### Written task
Output the records exactly as they appear, with no pictures included.

### Data
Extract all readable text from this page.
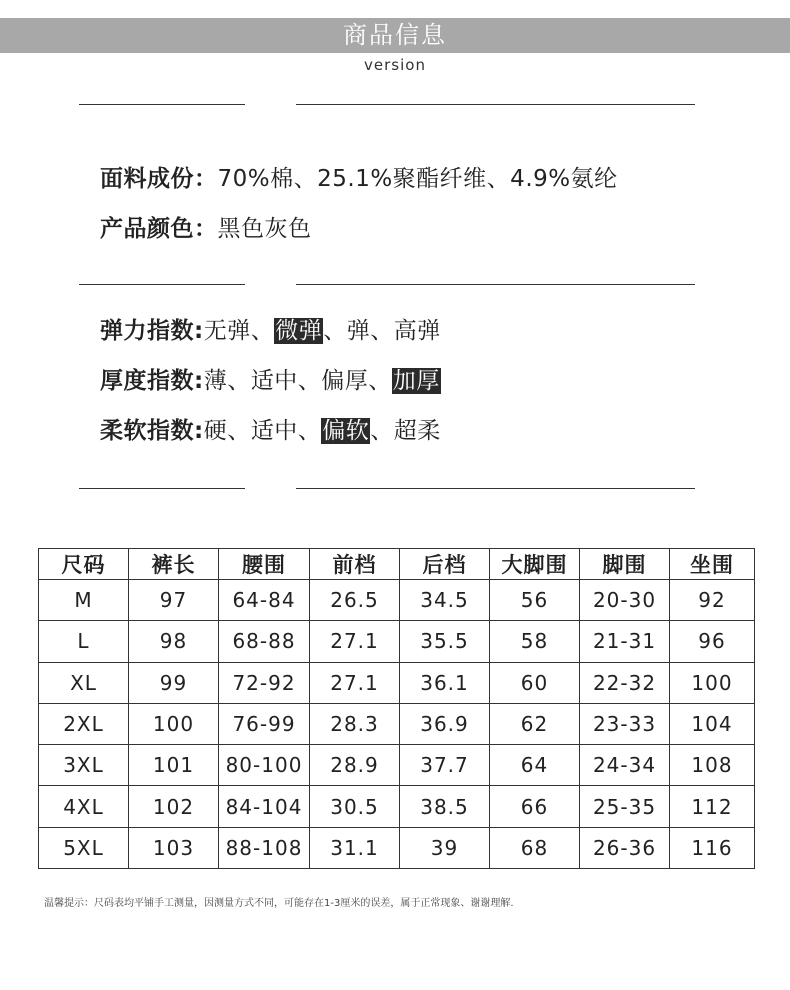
商品信息
version
面料成份：70%棉、25.1%聚酯纤维、4.9%氨纶
产品颜色：黑色灰色
弹力指数:无弹、微弹、弹、高弹
厚度指数:薄、适中、偏厚、加厚
柔软指数:硬、适中、偏软、超柔
尺码	裤长	腰围	前档	后档	大脚围	脚围	坐围
M	97	64-84	26.5	34.5	56	20-30	92
L	98	68-88	27.1	35.5	58	21-31	96
XL	99	72-92	27.1	36.1	60	22-32	100
2XL	100	76-99	28.3	36.9	62	23-33	104
3XL	101	80-100	28.9	37.7	64	24-34	108
4XL	102	84-104	30.5	38.5	66	25-35	112
5XL	103	88-108	31.1	39	68	26-36	116
温馨提示：尺码表均平铺手工测量，因测量方式不同，可能存在1-3厘米的误差，属于正常现象、谢谢理解.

### Written solution
Extract all readable text from this page.
商品信息
version
面料成份：70%棉、25.1%聚酯纤维、4.9%氨纶
产品颜色：黑色灰色
弹力指数:无弹、微弹、弹、高弹
厚度指数:薄、适中、偏厚、加厚
柔软指数:硬、适中、偏软、超柔
尺码	裤长	腰围	前档	后档	大脚围	脚围	坐围
M	97	64-84	26.5	34.5	56	20-30	92
L	98	68-88	27.1	35.5	58	21-31	96
XL	99	72-92	27.1	36.1	60	22-32	100
2XL	100	76-99	28.3	36.9	62	23-33	104
3XL	101	80-100	28.9	37.7	64	24-34	108
4XL	102	84-104	30.5	38.5	66	25-35	112
5XL	103	88-108	31.1	39	68	26-36	116
温馨提示：尺码表均平铺手工测量，因测量方式不同，可能存在1-3厘米的误差，属于正常现象、谢谢理解.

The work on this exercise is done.